■ **AIM**: Copy out all lines carrying the word "diffusion".

'''

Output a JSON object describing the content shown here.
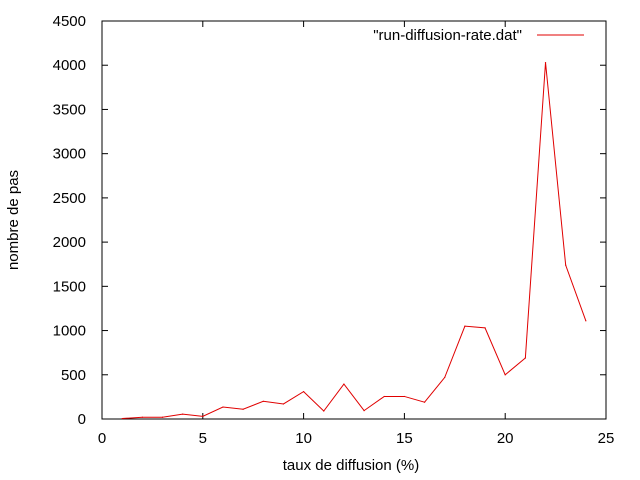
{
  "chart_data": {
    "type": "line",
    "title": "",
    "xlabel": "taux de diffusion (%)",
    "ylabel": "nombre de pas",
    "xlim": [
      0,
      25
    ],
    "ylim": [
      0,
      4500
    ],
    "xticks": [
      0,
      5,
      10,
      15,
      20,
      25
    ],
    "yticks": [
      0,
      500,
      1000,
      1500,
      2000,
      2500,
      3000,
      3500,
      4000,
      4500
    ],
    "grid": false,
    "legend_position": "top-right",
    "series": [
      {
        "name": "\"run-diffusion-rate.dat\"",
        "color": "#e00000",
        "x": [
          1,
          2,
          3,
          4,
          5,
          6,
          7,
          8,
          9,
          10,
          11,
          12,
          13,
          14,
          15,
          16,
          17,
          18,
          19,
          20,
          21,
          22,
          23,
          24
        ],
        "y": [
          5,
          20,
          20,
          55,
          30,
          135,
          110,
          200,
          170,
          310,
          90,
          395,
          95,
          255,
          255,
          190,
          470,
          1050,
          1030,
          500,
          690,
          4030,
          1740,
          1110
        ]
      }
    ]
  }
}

'''

■ **WRITTEN ANSWER**:
    "xlabel": "taux de diffusion (%)",
        "name": "\"run-diffusion-rate.dat\"",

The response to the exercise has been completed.